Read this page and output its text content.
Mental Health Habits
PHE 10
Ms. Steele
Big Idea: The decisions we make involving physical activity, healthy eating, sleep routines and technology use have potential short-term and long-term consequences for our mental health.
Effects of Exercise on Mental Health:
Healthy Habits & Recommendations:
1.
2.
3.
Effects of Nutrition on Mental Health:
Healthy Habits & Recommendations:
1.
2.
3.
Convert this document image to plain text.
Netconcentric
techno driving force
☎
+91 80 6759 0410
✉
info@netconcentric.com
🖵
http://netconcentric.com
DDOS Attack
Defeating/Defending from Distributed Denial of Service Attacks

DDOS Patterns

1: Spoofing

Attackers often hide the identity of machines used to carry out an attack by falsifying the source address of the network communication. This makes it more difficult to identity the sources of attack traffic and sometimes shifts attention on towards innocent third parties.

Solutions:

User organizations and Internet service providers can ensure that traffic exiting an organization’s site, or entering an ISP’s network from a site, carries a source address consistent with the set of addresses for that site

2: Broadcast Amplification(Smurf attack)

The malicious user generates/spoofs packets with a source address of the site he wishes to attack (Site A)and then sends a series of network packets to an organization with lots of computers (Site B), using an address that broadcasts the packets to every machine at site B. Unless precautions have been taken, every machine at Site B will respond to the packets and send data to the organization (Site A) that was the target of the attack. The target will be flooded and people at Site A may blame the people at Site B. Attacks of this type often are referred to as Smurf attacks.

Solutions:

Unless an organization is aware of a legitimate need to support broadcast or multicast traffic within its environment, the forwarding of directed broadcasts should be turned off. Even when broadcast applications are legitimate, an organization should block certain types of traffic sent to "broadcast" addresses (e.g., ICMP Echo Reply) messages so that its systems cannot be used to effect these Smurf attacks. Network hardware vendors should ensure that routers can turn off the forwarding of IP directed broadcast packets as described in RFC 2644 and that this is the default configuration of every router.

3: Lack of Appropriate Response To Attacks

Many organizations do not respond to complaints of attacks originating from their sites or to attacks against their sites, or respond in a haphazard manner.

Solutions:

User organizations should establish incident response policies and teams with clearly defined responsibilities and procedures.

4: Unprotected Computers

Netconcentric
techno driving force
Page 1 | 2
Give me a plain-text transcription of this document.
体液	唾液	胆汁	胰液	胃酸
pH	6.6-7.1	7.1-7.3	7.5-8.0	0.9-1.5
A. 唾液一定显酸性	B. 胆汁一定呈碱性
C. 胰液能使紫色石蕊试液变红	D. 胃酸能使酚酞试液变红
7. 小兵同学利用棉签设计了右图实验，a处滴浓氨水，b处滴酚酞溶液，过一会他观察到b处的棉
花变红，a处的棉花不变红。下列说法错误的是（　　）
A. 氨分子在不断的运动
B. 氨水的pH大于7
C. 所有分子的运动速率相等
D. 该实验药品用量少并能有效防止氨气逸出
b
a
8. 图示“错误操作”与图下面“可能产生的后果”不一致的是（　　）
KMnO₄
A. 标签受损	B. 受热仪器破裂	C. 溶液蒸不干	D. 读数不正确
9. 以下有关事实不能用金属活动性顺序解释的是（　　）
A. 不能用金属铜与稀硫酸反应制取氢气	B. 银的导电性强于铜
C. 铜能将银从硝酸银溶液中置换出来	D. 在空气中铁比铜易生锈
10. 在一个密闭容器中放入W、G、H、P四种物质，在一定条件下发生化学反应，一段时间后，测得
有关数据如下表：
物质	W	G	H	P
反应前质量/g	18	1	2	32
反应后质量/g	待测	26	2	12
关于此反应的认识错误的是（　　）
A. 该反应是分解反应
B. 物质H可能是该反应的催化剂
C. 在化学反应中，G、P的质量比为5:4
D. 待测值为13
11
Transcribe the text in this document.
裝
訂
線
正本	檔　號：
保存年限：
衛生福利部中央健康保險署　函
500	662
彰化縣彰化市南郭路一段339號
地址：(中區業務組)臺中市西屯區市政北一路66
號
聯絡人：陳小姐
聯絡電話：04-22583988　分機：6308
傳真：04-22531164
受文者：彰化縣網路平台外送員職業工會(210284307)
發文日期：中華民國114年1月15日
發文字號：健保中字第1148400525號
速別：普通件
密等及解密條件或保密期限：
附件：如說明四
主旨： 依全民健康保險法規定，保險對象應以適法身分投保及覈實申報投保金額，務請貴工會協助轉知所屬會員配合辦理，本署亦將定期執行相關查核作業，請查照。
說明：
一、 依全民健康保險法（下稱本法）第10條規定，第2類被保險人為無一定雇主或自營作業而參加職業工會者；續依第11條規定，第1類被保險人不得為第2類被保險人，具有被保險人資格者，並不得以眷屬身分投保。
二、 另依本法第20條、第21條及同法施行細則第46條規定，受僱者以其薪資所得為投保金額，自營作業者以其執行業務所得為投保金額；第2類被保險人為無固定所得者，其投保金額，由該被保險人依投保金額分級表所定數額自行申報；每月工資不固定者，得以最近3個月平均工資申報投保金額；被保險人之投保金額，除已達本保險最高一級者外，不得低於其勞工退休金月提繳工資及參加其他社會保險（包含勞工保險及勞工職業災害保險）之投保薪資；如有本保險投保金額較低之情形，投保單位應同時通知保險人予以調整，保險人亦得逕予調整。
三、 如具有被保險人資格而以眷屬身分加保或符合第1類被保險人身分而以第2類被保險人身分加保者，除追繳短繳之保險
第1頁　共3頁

▬▬▬▬▬▬

Extract every line above exactly as it stands.

■ **RESPONSE BELOW**
Read this page and output its text content.
Mental Health Habits
PHE 10
Ms. Steele
Big Idea: The decisions we make involving physical activity, healthy eating, sleep routines and technology use have potential short-term and long-term consequences for our mental health.
Effects of Exercise on Mental Health:
Healthy Habits & Recommendations:
1.
2.
3.
Effects of Nutrition on Mental Health:
Healthy Habits & Recommendations:
1.
2.
3.
Convert this document image to plain text.
Netconcentric
techno driving force
☎
+91 80 6759 0410
✉
info@netconcentric.com
🖵
http://netconcentric.com
DDOS Attack
Defeating/Defending from Distributed Denial of Service Attacks

DDOS Patterns

1: Spoofing

Attackers often hide the identity of machines used to carry out an attack by falsifying the source address of the network communication. This makes it more difficult to identity the sources of attack traffic and sometimes shifts attention on towards innocent third parties.

Solutions:

User organizations and Internet service providers can ensure that traffic exiting an organization’s site, or entering an ISP’s network from a site, carries a source address consistent with the set of addresses for that site

2: Broadcast Amplification(Smurf attack)

The malicious user generates/spoofs packets with a source address of the site he wishes to attack (Site A)and then sends a series of network packets to an organization with lots of computers (Site B), using an address that broadcasts the packets to every machine at site B. Unless precautions have been taken, every machine at Site B will respond to the packets and send data to the organization (Site A) that was the target of the attack. The target will be flooded and people at Site A may blame the people at Site B. Attacks of this type often are referred to as Smurf attacks.

Solutions:

Unless an organization is aware of a legitimate need to support broadcast or multicast traffic within its environment, the forwarding of directed broadcasts should be turned off. Even when broadcast applications are legitimate, an organization should block certain types of traffic sent to "broadcast" addresses (e.g., ICMP Echo Reply) messages so that its systems cannot be used to effect these Smurf attacks. Network hardware vendors should ensure that routers can turn off the forwarding of IP directed broadcast packets as described in RFC 2644 and that this is the default configuration of every router.

3: Lack of Appropriate Response To Attacks

Many organizations do not respond to complaints of attacks originating from their sites or to attacks against their sites, or respond in a haphazard manner.

Solutions:

User organizations should establish incident response policies and teams with clearly defined responsibilities and procedures.

4: Unprotected Computers

Netconcentric
techno driving force
Page 1 | 2
Give me a plain-text transcription of this document.
体液	唾液	胆汁	胰液	胃酸
pH	6.6-7.1	7.1-7.3	7.5-8.0	0.9-1.5
A. 唾液一定显酸性	B. 胆汁一定呈碱性
C. 胰液能使紫色石蕊试液变红	D. 胃酸能使酚酞试液变红
7. 小兵同学利用棉签设计了右图实验，a处滴浓氨水，b处滴酚酞溶液，过一会他观察到b处的棉
花变红，a处的棉花不变红。下列说法错误的是（　　）
A. 氨分子在不断的运动
B. 氨水的pH大于7
C. 所有分子的运动速率相等
D. 该实验药品用量少并能有效防止氨气逸出
b
a
8. 图示“错误操作”与图下面“可能产生的后果”不一致的是（　　）
KMnO₄
A. 标签受损	B. 受热仪器破裂	C. 溶液蒸不干	D. 读数不正确
9. 以下有关事实不能用金属活动性顺序解释的是（　　）
A. 不能用金属铜与稀硫酸反应制取氢气	B. 银的导电性强于铜
C. 铜能将银从硝酸银溶液中置换出来	D. 在空气中铁比铜易生锈
10. 在一个密闭容器中放入W、G、H、P四种物质，在一定条件下发生化学反应，一段时间后，测得
有关数据如下表：
物质	W	G	H	P
反应前质量/g	18	1	2	32
反应后质量/g	待测	26	2	12
关于此反应的认识错误的是（　　）
A. 该反应是分解反应
B. 物质H可能是该反应的催化剂
C. 在化学反应中，G、P的质量比为5:4
D. 待测值为13
11
Transcribe the text in this document.
裝
訂
線
正本	檔　號：
保存年限：
衛生福利部中央健康保險署　函
500	662
彰化縣彰化市南郭路一段339號
地址：(中區業務組)臺中市西屯區市政北一路66
號
聯絡人：陳小姐
聯絡電話：04-22583988　分機：6308
傳真：04-22531164
受文者：彰化縣網路平台外送員職業工會(210284307)
發文日期：中華民國114年1月15日
發文字號：健保中字第1148400525號
速別：普通件
密等及解密條件或保密期限：
附件：如說明四
主旨： 依全民健康保險法規定，保險對象應以適法身分投保及覈實申報投保金額，務請貴工會協助轉知所屬會員配合辦理，本署亦將定期執行相關查核作業，請查照。
說明：
一、 依全民健康保險法（下稱本法）第10條規定，第2類被保險人為無一定雇主或自營作業而參加職業工會者；續依第11條規定，第1類被保險人不得為第2類被保險人，具有被保險人資格者，並不得以眷屬身分投保。
二、 另依本法第20條、第21條及同法施行細則第46條規定，受僱者以其薪資所得為投保金額，自營作業者以其執行業務所得為投保金額；第2類被保險人為無固定所得者，其投保金額，由該被保險人依投保金額分級表所定數額自行申報；每月工資不固定者，得以最近3個月平均工資申報投保金額；被保險人之投保金額，除已達本保險最高一級者外，不得低於其勞工退休金月提繳工資及參加其他社會保險（包含勞工保險及勞工職業災害保險）之投保薪資；如有本保險投保金額較低之情形，投保單位應同時通知保險人予以調整，保險人亦得逕予調整。
三、 如具有被保險人資格而以眷屬身分加保或符合第1類被保險人身分而以第2類被保險人身分加保者，除追繳短繳之保險
第1頁　共3頁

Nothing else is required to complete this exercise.